### TASK TO COMPLETE
Return the listing below in full, with every line exactly as it is.

--- Start of RECORDED INFORMATION ---

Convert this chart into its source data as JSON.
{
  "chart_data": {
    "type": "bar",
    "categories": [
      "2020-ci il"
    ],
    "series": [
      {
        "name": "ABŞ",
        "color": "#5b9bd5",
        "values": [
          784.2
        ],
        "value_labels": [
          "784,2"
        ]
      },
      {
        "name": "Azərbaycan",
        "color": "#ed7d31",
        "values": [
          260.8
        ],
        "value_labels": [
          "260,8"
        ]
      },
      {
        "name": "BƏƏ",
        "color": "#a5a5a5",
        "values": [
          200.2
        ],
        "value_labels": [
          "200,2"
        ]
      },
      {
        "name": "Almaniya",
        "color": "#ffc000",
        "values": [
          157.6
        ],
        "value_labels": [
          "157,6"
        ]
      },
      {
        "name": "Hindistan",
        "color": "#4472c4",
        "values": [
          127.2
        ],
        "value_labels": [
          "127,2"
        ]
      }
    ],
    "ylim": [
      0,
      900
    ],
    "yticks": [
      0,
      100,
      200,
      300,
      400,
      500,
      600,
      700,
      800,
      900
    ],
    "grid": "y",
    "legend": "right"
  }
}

--- End of RECORDED INFORMATION ---

### EXERCISE SOLUTION
Convert this chart into its source data as JSON.
{
  "chart_data": {
    "type": "bar",
    "categories": [
      "2020-ci il"
    ],
    "series": [
      {
        "name": "ABŞ",
        "color": "#5b9bd5",
        "values": [
          784.2
        ],
        "value_labels": [
          "784,2"
        ]
      },
      {
        "name": "Azərbaycan",
        "color": "#ed7d31",
        "values": [
          260.8
        ],
        "value_labels": [
          "260,8"
        ]
      },
      {
        "name": "BƏƏ",
        "color": "#a5a5a5",
        "values": [
          200.2
        ],
        "value_labels": [
          "200,2"
        ]
      },
      {
        "name": "Almaniya",
        "color": "#ffc000",
        "values": [
          157.6
        ],
        "value_labels": [
          "157,6"
        ]
      },
      {
        "name": "Hindistan",
        "color": "#4472c4",
        "values": [
          127.2
        ],
        "value_labels": [
          "127,2"
        ]
      }
    ],
    "ylim": [
      0,
      900
    ],
    "yticks": [
      0,
      100,
      200,
      300,
      400,
      500,
      600,
      700,
      800,
      900
    ],
    "grid": "y",
    "legend": "right"
  }
}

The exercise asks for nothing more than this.